▶ [Data for this exercise]:
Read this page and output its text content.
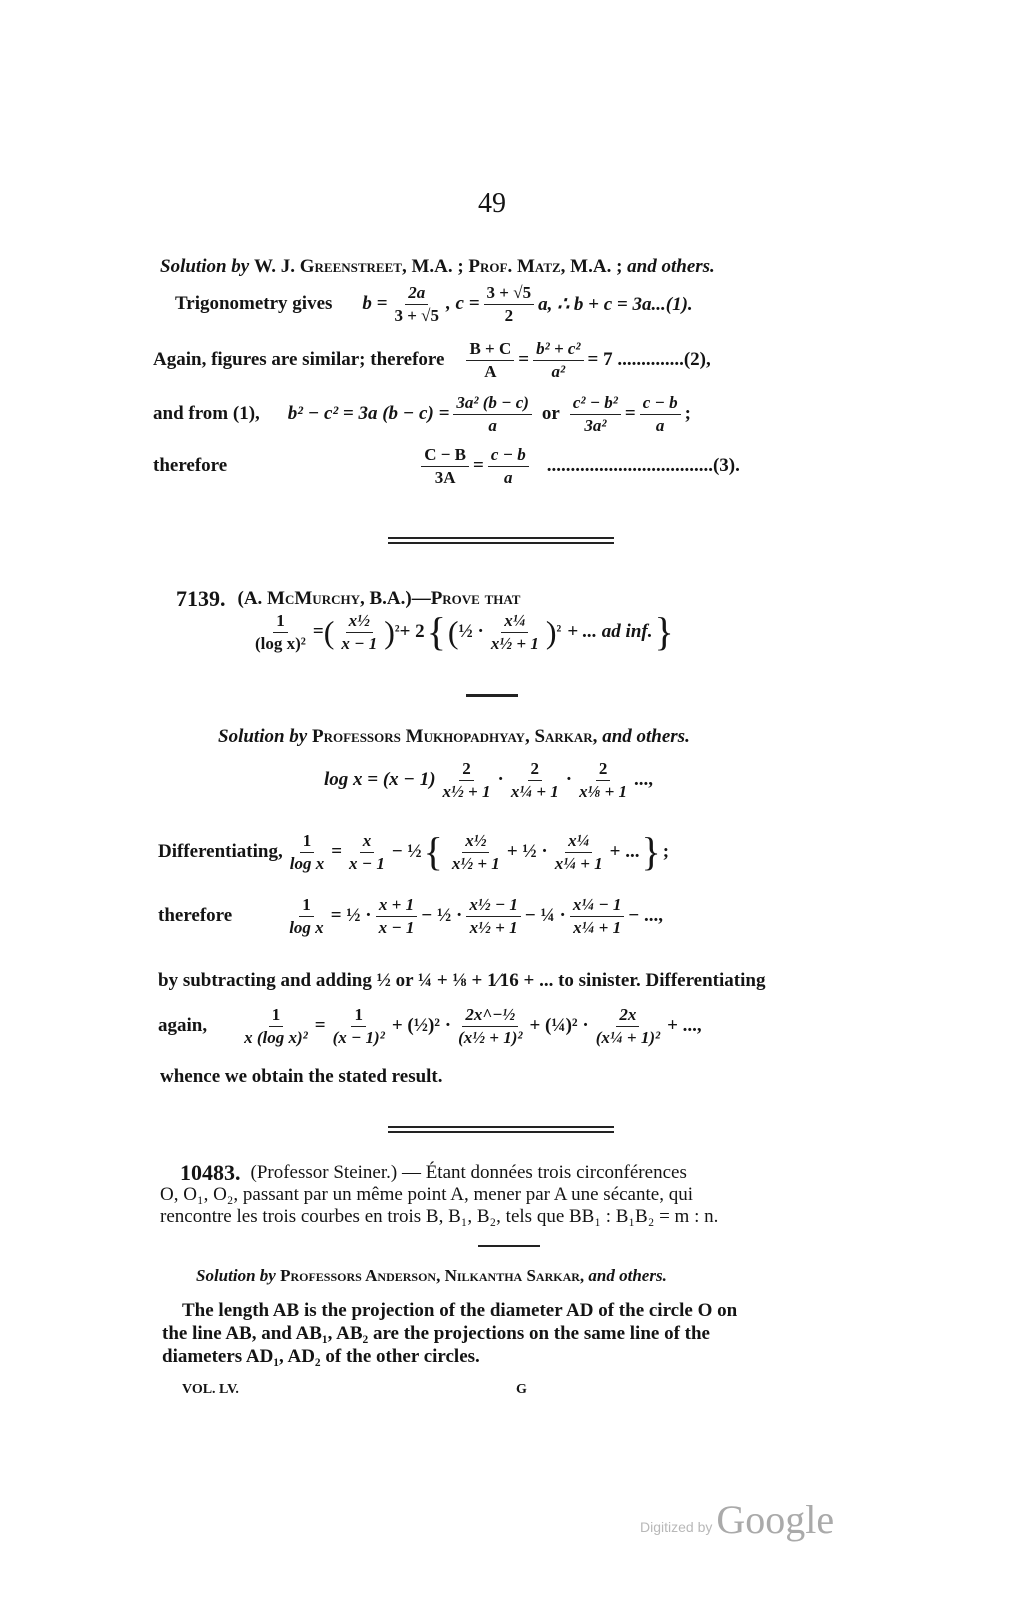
49
Solution by
W. J. Greenstreet, M.A. ; Prof. Matz, M.A. ;
and others.
Trigonometry gives $b = \frac{2a}{3 + √5}$ , $c = \frac{3 + √5}{2} a$, ∴ b + c = 3a...(1).
Again, figures are similar; therefore $\frac{B + C}{A} = \frac{\text{b² + c²}}{\text{a²}} = 7$ ..............(2),
and from (1), b² − c² = 3a $(b - c) = \frac{\text{3a² (b − c)}}{a}$ or $\frac{\text{c² − b²}}{\text{3a²}} = \frac{c - b}{a}$ ;
therefore	$\frac{C - B}{3A} = \frac{c - b}{a} ...................................(3)$.
7139. (A. McMurchy, B.A.)—Prove that
$\frac{1}{\text{(log x)²}}$ = ( $\frac{\text{x½}}{x - 1}$ ) ² + 2 { ( ½ · $\frac{\text{x¼}}{\text{x½ + 1}}$ ) ² + ... ad inf. }
Solution by
Professors Mukhopadhyay, Sarkar,
and others.
$\log x = (x - 1) \frac{2}{\text{x½ + 1}} \cdot \frac{2}{\text{x¼ + 1}} \cdot \frac{2}{\text{x⅛ + 1}}$ ...,
Differentiating, $\frac{1}{\text{log x}} = \frac{x}{x - 1}$ − ½ { $\frac{\text{x½}}{\text{x½ + 1}}$ + ½ · $\frac{\text{x¼}}{\text{x¼ + 1}}$ + ... } ;
therefore	$\frac{1}{\text{log x}}$ = ½ · $\frac{x + 1}{x - 1}$ − ½ · $\frac{\text{x½ − 1}}{\text{x½ + 1}}$ − ¼ · $\frac{\text{x¼ − 1}}{\text{x¼ + 1}}$ − ...,
by subtracting and adding ½ or ¼ + ⅛ + 1⁄16 + ... to sinister. Differentiating
again, $\frac{1}{\text{x (log x)²}} = \frac{1}{\text{(x − 1)²}}$ + (½)² · $\frac{\text{2x\textasciicircum{}−½}}{\text{(x½ + 1)²}}$ + (¼)² · $\frac{2x}{\text{(x¼ + 1)²}}$ + ...,
whence we obtain the stated result.
10483. (Professor Steiner.) — Étant données trois circonférences
O, O₁, O₂, passant par un même point A, mener par A une sécante, qui
rencontre les trois courbes en trois B, B₁, B₂, tels que BB₁ : B₁B₂ = m : n.
Solution by
Professors Anderson, Nilkantha Sarkar,
and others.
The length AB is the projection of the diameter AD of the circle O on
the line AB, and AB₁, AB₂ are the projections on the same line of the
diameters AD₁, AD₂ of the other circles.
VOL. LV.	G
Digitized by Google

▶ [What the task asks]:
Each line in the data that holds the string "therefore" should be found and copied.

▶ [Result for this exercise]:
Again, figures are similar; therefore $\frac{B + C}{A} = \frac{\text{b² + c²}}{\text{a²}} = 7$ ..............(2),
therefore	$\frac{C - B}{3A} = \frac{c - b}{a} ...................................(3)$.
therefore	$\frac{1}{\text{log x}}$ = ½ · $\frac{x + 1}{x - 1}$ − ½ · $\frac{\text{x½ − 1}}{\text{x½ + 1}}$ − ¼ · $\frac{\text{x¼ − 1}}{\text{x¼ + 1}}$ − ...,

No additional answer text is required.